▶ [Problem to work on]
Write out all of the entries exactly as given.
┏━━
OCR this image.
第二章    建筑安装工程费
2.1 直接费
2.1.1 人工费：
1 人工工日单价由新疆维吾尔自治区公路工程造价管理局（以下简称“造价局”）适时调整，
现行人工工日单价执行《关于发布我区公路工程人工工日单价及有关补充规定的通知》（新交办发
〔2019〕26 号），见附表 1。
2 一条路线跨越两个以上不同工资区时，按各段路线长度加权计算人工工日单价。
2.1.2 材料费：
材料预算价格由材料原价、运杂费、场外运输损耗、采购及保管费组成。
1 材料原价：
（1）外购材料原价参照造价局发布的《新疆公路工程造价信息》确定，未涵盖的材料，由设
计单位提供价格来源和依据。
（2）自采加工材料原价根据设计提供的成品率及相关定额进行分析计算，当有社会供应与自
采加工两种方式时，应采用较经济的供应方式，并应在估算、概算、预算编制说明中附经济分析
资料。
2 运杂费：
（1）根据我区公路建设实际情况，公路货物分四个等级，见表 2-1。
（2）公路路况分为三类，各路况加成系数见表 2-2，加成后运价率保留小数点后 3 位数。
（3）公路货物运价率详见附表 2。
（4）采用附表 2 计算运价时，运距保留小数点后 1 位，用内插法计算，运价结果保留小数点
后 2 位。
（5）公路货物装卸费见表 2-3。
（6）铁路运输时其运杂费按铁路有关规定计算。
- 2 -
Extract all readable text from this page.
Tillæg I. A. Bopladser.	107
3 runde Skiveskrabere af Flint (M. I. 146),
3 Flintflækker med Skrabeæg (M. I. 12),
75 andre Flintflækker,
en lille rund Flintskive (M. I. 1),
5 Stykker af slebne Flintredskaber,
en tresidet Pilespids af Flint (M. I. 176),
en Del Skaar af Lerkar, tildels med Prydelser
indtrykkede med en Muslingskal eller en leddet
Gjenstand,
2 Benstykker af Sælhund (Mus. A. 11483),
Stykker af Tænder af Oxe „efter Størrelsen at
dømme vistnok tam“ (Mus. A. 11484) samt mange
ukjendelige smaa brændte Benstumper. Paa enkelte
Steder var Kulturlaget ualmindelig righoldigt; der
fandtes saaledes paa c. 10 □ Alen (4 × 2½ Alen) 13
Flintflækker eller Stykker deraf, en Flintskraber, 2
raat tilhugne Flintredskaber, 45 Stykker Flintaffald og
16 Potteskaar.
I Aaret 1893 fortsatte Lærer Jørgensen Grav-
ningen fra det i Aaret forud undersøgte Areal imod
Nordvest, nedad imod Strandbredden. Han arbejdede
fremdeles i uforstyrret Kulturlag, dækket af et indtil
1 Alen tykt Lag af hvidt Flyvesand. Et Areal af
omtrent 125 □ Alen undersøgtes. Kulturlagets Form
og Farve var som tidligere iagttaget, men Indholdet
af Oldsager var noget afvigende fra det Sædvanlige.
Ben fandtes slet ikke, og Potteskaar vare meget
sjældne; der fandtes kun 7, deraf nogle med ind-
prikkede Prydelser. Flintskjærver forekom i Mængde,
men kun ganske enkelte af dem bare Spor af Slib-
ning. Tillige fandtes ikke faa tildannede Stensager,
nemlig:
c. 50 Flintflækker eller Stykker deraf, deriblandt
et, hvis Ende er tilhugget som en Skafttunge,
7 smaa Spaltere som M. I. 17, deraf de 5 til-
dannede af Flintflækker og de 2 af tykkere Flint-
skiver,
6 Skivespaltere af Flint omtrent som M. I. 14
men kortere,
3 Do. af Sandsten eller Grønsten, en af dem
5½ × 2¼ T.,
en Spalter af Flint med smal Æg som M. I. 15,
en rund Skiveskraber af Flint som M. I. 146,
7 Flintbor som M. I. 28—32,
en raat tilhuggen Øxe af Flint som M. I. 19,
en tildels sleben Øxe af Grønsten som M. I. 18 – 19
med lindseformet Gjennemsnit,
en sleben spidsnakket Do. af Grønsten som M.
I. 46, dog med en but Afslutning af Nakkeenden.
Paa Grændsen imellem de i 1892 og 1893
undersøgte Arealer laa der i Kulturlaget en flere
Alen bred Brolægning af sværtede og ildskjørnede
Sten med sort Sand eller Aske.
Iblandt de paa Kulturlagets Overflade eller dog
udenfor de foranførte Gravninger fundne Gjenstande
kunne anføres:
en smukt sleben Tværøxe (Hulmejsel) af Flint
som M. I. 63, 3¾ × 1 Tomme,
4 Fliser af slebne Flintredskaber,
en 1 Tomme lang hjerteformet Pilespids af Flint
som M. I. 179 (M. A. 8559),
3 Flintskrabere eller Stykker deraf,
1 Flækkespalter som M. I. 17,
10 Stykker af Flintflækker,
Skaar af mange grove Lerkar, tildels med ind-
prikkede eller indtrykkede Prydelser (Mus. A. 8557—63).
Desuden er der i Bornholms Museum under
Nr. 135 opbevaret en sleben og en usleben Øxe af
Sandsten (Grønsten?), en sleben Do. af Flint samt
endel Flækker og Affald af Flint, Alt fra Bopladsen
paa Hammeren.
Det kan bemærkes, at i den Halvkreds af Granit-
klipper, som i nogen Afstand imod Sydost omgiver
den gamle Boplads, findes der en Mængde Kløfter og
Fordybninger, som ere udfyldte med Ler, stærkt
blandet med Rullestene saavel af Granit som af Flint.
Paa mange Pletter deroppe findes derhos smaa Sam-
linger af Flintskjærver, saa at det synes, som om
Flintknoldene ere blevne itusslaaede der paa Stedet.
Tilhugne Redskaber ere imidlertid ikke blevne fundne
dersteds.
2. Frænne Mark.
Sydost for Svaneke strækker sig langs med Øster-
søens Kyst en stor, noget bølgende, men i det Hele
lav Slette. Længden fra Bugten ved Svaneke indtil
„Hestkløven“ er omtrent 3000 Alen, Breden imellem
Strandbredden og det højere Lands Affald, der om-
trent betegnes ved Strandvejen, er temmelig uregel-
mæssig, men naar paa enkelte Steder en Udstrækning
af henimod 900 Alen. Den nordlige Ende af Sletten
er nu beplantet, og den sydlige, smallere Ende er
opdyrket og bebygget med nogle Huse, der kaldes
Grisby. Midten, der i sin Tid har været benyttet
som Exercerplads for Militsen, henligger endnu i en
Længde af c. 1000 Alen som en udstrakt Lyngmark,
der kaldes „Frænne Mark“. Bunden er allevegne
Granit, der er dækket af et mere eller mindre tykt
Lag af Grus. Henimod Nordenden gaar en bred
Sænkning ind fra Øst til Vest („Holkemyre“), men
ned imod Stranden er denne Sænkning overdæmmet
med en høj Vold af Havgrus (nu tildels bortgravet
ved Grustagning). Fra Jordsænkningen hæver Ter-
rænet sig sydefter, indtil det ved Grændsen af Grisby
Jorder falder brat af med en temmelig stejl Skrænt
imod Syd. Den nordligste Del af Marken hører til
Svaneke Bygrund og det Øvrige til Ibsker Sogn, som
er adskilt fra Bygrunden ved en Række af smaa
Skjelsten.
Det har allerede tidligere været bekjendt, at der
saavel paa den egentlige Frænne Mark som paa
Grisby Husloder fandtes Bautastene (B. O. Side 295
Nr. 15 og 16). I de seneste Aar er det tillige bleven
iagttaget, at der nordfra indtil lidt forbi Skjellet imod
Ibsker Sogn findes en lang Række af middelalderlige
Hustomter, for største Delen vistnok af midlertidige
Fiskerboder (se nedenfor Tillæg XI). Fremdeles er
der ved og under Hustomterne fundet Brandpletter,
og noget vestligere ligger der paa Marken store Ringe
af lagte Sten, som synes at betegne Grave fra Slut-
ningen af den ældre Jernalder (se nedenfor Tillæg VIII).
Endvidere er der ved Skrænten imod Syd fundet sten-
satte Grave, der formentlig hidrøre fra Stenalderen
┗━━
▶ [Complete answer]
OCR this image.
第二章    建筑安装工程费
2.1 直接费
2.1.1 人工费：
1 人工工日单价由新疆维吾尔自治区公路工程造价管理局（以下简称“造价局”）适时调整，
现行人工工日单价执行《关于发布我区公路工程人工工日单价及有关补充规定的通知》（新交办发
〔2019〕26 号），见附表 1。
2 一条路线跨越两个以上不同工资区时，按各段路线长度加权计算人工工日单价。
2.1.2 材料费：
材料预算价格由材料原价、运杂费、场外运输损耗、采购及保管费组成。
1 材料原价：
（1）外购材料原价参照造价局发布的《新疆公路工程造价信息》确定，未涵盖的材料，由设
计单位提供价格来源和依据。
（2）自采加工材料原价根据设计提供的成品率及相关定额进行分析计算，当有社会供应与自
采加工两种方式时，应采用较经济的供应方式，并应在估算、概算、预算编制说明中附经济分析
资料。
2 运杂费：
（1）根据我区公路建设实际情况，公路货物分四个等级，见表 2-1。
（2）公路路况分为三类，各路况加成系数见表 2-2，加成后运价率保留小数点后 3 位数。
（3）公路货物运价率详见附表 2。
（4）采用附表 2 计算运价时，运距保留小数点后 1 位，用内插法计算，运价结果保留小数点
后 2 位。
（5）公路货物装卸费见表 2-3。
（6）铁路运输时其运杂费按铁路有关规定计算。
- 2 -
Extract all readable text from this page.
Tillæg I. A. Bopladser.	107
3 runde Skiveskrabere af Flint (M. I. 146),
3 Flintflækker med Skrabeæg (M. I. 12),
75 andre Flintflækker,
en lille rund Flintskive (M. I. 1),
5 Stykker af slebne Flintredskaber,
en tresidet Pilespids af Flint (M. I. 176),
en Del Skaar af Lerkar, tildels med Prydelser
indtrykkede med en Muslingskal eller en leddet
Gjenstand,
2 Benstykker af Sælhund (Mus. A. 11483),
Stykker af Tænder af Oxe „efter Størrelsen at
dømme vistnok tam“ (Mus. A. 11484) samt mange
ukjendelige smaa brændte Benstumper. Paa enkelte
Steder var Kulturlaget ualmindelig righoldigt; der
fandtes saaledes paa c. 10 □ Alen (4 × 2½ Alen) 13
Flintflækker eller Stykker deraf, en Flintskraber, 2
raat tilhugne Flintredskaber, 45 Stykker Flintaffald og
16 Potteskaar.
I Aaret 1893 fortsatte Lærer Jørgensen Grav-
ningen fra det i Aaret forud undersøgte Areal imod
Nordvest, nedad imod Strandbredden. Han arbejdede
fremdeles i uforstyrret Kulturlag, dækket af et indtil
1 Alen tykt Lag af hvidt Flyvesand. Et Areal af
omtrent 125 □ Alen undersøgtes. Kulturlagets Form
og Farve var som tidligere iagttaget, men Indholdet
af Oldsager var noget afvigende fra det Sædvanlige.
Ben fandtes slet ikke, og Potteskaar vare meget
sjældne; der fandtes kun 7, deraf nogle med ind-
prikkede Prydelser. Flintskjærver forekom i Mængde,
men kun ganske enkelte af dem bare Spor af Slib-
ning. Tillige fandtes ikke faa tildannede Stensager,
nemlig:
c. 50 Flintflækker eller Stykker deraf, deriblandt
et, hvis Ende er tilhugget som en Skafttunge,
7 smaa Spaltere som M. I. 17, deraf de 5 til-
dannede af Flintflækker og de 2 af tykkere Flint-
skiver,
6 Skivespaltere af Flint omtrent som M. I. 14
men kortere,
3 Do. af Sandsten eller Grønsten, en af dem
5½ × 2¼ T.,
en Spalter af Flint med smal Æg som M. I. 15,
en rund Skiveskraber af Flint som M. I. 146,
7 Flintbor som M. I. 28—32,
en raat tilhuggen Øxe af Flint som M. I. 19,
en tildels sleben Øxe af Grønsten som M. I. 18 – 19
med lindseformet Gjennemsnit,
en sleben spidsnakket Do. af Grønsten som M.
I. 46, dog med en but Afslutning af Nakkeenden.
Paa Grændsen imellem de i 1892 og 1893
undersøgte Arealer laa der i Kulturlaget en flere
Alen bred Brolægning af sværtede og ildskjørnede
Sten med sort Sand eller Aske.
Iblandt de paa Kulturlagets Overflade eller dog
udenfor de foranførte Gravninger fundne Gjenstande
kunne anføres:
en smukt sleben Tværøxe (Hulmejsel) af Flint
som M. I. 63, 3¾ × 1 Tomme,
4 Fliser af slebne Flintredskaber,
en 1 Tomme lang hjerteformet Pilespids af Flint
som M. I. 179 (M. A. 8559),
3 Flintskrabere eller Stykker deraf,
1 Flækkespalter som M. I. 17,
10 Stykker af Flintflækker,
Skaar af mange grove Lerkar, tildels med ind-
prikkede eller indtrykkede Prydelser (Mus. A. 8557—63).
Desuden er der i Bornholms Museum under
Nr. 135 opbevaret en sleben og en usleben Øxe af
Sandsten (Grønsten?), en sleben Do. af Flint samt
endel Flækker og Affald af Flint, Alt fra Bopladsen
paa Hammeren.
Det kan bemærkes, at i den Halvkreds af Granit-
klipper, som i nogen Afstand imod Sydost omgiver
den gamle Boplads, findes der en Mængde Kløfter og
Fordybninger, som ere udfyldte med Ler, stærkt
blandet med Rullestene saavel af Granit som af Flint.
Paa mange Pletter deroppe findes derhos smaa Sam-
linger af Flintskjærver, saa at det synes, som om
Flintknoldene ere blevne itusslaaede der paa Stedet.
Tilhugne Redskaber ere imidlertid ikke blevne fundne
dersteds.
2. Frænne Mark.
Sydost for Svaneke strækker sig langs med Øster-
søens Kyst en stor, noget bølgende, men i det Hele
lav Slette. Længden fra Bugten ved Svaneke indtil
„Hestkløven“ er omtrent 3000 Alen, Breden imellem
Strandbredden og det højere Lands Affald, der om-
trent betegnes ved Strandvejen, er temmelig uregel-
mæssig, men naar paa enkelte Steder en Udstrækning
af henimod 900 Alen. Den nordlige Ende af Sletten
er nu beplantet, og den sydlige, smallere Ende er
opdyrket og bebygget med nogle Huse, der kaldes
Grisby. Midten, der i sin Tid har været benyttet
som Exercerplads for Militsen, henligger endnu i en
Længde af c. 1000 Alen som en udstrakt Lyngmark,
der kaldes „Frænne Mark“. Bunden er allevegne
Granit, der er dækket af et mere eller mindre tykt
Lag af Grus. Henimod Nordenden gaar en bred
Sænkning ind fra Øst til Vest („Holkemyre“), men
ned imod Stranden er denne Sænkning overdæmmet
med en høj Vold af Havgrus (nu tildels bortgravet
ved Grustagning). Fra Jordsænkningen hæver Ter-
rænet sig sydefter, indtil det ved Grændsen af Grisby
Jorder falder brat af med en temmelig stejl Skrænt
imod Syd. Den nordligste Del af Marken hører til
Svaneke Bygrund og det Øvrige til Ibsker Sogn, som
er adskilt fra Bygrunden ved en Række af smaa
Skjelsten.
Det har allerede tidligere været bekjendt, at der
saavel paa den egentlige Frænne Mark som paa
Grisby Husloder fandtes Bautastene (B. O. Side 295
Nr. 15 og 16). I de seneste Aar er det tillige bleven
iagttaget, at der nordfra indtil lidt forbi Skjellet imod
Ibsker Sogn findes en lang Række af middelalderlige
Hustomter, for største Delen vistnok af midlertidige
Fiskerboder (se nedenfor Tillæg XI). Fremdeles er
der ved og under Hustomterne fundet Brandpletter,
og noget vestligere ligger der paa Marken store Ringe
af lagte Sten, som synes at betegne Grave fra Slut-
ningen af den ældre Jernalder (se nedenfor Tillæg VIII).
Endvidere er der ved Skrænten imod Syd fundet sten-
satte Grave, der formentlig hidrøre fra Stenalderen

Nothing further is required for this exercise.